## TASK INSTRUCTIONS:
Continue the passage on TensorFlow tensors and operations from the point where it ends.

— Start DOCUMENT SEGMENT —

As you can see from the output, each tensor is represented by the aptly named Tensor object. Each Tensor object has a unique label (name), a dimension (shape) to define its structure, and a data type (dtype) to specify the kind of values you’ll manipulate. Because you didn’t explicitly provide a name, the library automatically generated the names: Const:0, Const_1:0, and Const_2:0.
Notice that each element of m1 ends with a decimal point. The decimal point tells Python that the data type of the elements isn’t an integer, but instead a float. You can pass in explicit dtype values. Much like NumPy arrays, tensors take on a data type that specifies the kind of values you’ll manipulate in that tensor.
TensorFlow also comes with a few convenient constructors for some simple tensors. For example, tf.zeros(shape) creates a tensor with all values initialized at zero of a specific shape. Similarly, tf.ones(shape) creates a tensor of a specific shape with all values initialized at once. The shape argument is a one-dimensional (1D) tensor of type int32 (a list of integers) describing the dimensions of the tensor.
Initialize a 500 × 500 tensor with all elements equaling 0.5.
ANSWER
tf.ones([500,500]) * 0.5
Now that you have a few starting tensors ready to be used, you can apply more-interesting operators such as addition or multiplication. Consider each row of a matrix representing the transaction of money to (positive value) and from (negative value) another person. Negating the matrix is a way to represent the transaction history of the other person’s flow of money. Let’s start simple and run a negation op (short for operation) on the m1 tensor from listing 2.4. Negating a matrix turns the positive numbers into negative numbers of the same magnitude, and vice versa.
Negation is one of the simplest operations. As shown in listing 2.5, negation takes only one tensor as input, and produces a tensor with every element negated. Try running the code. If you master how to define negation, it’ll provide a stepping stone to generalize that skill to all other TensorFlow operations.
Defining an operation, such as negation, is different from running it. So far, you’ve defined how operations should behave. In section 2.4, you’ll evaluate (or run) them to compute their value.
import tensorflow as tf x = tf.constant([[1, 2]]) 1 negMatrix = tf.negative(x) 2 print(negMatrix) 3
Listing 2.5 generates the following output:
Tensor("Neg:0", shape=TensorShape([Dimension(1), Dimension(2)]), dtype=int32)
Notice that the output isn’t [[-1, -2]]. That’s because you’re printing out the definition of the negation op, not the actual evaluation of the op. The printed output shows that the negation op is a Tensor class with a name, shape, and data type. The name was automatically assigned, but you could’ve provided it explicitly as well when using the tf.negative op in listing 2.5. Similarly, the shape and data type were inferred from the [[1, 2]] that you passed in.
The official documentation carefully lays out all available math ops: www.tensorflow.org/api_guides/python/math_ops. Specific examples of commonly used operators include the following:
tf.add(x, y)—Adds two tensors of the same type, x + y
tf.subtract(x, y)—Subtracts tensors of the same type, x – y
tf.multiply(x, y)—Multiplies two tensors element-wise
tf.pow(x, y)—Takes the element-wise x to the power of y
tf.exp(x)—Equivalent to pow(e, x), where e is Euler’s number (2.718 ...)
tf.sqrt(x)—Equivalent to pow(x, 0.5)

— End DOCUMENT SEGMENT —
— Start DATASET ENTRIES —

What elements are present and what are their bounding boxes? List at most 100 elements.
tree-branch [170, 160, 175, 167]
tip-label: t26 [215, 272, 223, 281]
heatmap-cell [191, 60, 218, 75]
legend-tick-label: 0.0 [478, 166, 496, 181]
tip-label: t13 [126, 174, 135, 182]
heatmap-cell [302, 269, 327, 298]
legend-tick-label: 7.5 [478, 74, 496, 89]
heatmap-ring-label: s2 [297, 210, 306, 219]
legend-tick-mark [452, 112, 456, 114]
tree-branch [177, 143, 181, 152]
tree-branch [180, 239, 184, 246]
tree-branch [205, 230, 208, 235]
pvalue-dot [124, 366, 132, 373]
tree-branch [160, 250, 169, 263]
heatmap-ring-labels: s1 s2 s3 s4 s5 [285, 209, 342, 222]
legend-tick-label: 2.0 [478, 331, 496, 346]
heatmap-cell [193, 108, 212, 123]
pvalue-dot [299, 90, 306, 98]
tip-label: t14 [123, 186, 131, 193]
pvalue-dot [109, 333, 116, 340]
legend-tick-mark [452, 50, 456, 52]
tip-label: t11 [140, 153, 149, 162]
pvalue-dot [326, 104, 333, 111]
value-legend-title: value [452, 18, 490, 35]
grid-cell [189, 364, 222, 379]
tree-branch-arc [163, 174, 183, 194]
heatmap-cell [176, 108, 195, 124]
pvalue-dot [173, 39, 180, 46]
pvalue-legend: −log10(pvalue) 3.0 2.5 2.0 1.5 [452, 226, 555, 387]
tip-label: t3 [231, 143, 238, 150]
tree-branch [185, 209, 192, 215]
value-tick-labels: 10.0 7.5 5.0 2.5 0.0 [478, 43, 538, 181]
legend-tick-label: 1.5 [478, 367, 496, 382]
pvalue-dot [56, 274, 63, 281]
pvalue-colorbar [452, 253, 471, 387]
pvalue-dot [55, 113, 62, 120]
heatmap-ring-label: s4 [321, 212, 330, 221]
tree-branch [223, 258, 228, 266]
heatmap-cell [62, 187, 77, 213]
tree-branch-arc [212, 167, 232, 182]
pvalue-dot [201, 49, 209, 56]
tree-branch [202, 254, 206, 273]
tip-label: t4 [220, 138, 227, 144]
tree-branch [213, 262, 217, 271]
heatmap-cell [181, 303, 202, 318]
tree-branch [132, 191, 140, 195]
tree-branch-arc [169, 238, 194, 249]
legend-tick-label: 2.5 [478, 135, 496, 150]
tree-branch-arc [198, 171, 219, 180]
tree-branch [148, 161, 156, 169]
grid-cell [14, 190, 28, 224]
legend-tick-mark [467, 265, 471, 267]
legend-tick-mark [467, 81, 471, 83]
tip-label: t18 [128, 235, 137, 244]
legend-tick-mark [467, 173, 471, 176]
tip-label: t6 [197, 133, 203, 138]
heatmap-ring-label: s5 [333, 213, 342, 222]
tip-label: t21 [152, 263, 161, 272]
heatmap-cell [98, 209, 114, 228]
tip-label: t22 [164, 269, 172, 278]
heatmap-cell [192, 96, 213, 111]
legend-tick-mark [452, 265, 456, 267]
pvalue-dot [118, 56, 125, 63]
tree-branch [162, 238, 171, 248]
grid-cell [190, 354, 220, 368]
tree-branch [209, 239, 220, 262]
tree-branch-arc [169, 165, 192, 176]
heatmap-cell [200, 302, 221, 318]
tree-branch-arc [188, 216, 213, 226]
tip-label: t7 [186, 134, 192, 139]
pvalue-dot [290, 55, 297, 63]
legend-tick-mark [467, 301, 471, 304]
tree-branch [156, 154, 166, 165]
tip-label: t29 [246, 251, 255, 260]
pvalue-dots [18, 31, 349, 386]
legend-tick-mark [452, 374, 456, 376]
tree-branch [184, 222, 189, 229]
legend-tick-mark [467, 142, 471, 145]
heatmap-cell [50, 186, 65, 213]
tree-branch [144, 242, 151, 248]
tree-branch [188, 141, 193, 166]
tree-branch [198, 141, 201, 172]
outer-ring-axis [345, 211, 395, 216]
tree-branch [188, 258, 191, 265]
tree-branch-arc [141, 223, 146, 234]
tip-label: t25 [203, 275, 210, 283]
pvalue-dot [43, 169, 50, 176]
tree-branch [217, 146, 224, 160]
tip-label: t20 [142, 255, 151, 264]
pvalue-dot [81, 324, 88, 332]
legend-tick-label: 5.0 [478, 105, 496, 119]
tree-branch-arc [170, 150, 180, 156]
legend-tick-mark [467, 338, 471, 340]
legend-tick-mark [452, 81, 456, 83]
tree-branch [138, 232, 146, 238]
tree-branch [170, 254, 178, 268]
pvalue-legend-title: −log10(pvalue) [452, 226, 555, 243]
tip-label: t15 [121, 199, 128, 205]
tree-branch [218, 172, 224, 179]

— End DATASET ENTRIES —

## REPLY TO THE TASK:
tf.div(x, y)—Takes the element-wise division of x and y
tf.truediv(x, y)—Same as tf.div, except casts the arguments as a float
tf.floordiv(x, y)—Same as truediv, except rounds down the final answer into an integer
tf.mod(x, y)—Takes the element-wise remainder from division
Use the TensorFlow operators you’ve learned so far to produce the Gaussian distribution (also known as the normal distribution). See figure 2.3 for a hint. For reference, you can find the probability density of the normal distribution online: https://en.wikipedia.org/wiki/Normal_distribution.
ANSWER
Most mathematical expressions such as ×, –, +, and so on are just shortcuts for their TensorFlow equivalent, for brevity. The Gaussian function includes many operations, so it’s cleaner to use shorthand notations as follows:
from math import pi mean = 0.0 sigma = 1.0 (tf.exp(tf.negative(tf.pow(x – mean, 2.0) / (2.0 * tf.pow(sigma, 2.0) ))) * (1.0 / (sigma * tf.sqrt(2.0 * pi) )))
A session is an environment of a software system that describes how the lines of code should run. In TensorFlow, a session sets up how the hardware devices (such as CPU and GPU) talk to each other. That way, you can design your machine-learning algorithm without worrying about micromanaging the hardware it runs on. You can later configure the session to change its behavior without changing a line of the machine-learning code.
To execute an operation and retrieve its calculated value, TensorFlow requires a session. Only a registered session may fill the values of a Tensor object. To do so, you must create a session class by using tf.Session() and tell it to run an operator, as shown in the following listing. The result will be a value you can later use for further computations.
import tensorflow as tf x = tf.constant([[1., 2.]]) 1 neg_op = tf.negative(x) 2 with tf.Session() as sess: 3 result = sess.run(negMatrix) 4 print(result) 5
Congratulations! You’ve just written your first full TensorFlow code. Although all it does is negate a matrix to produce [[-1, -2]], the core overhead and framework are just the same as everything else in TensorFlow. A session not only configures where your code will be computed on your machine, but also crafts how the computation will be laid out in order to parallelize computation.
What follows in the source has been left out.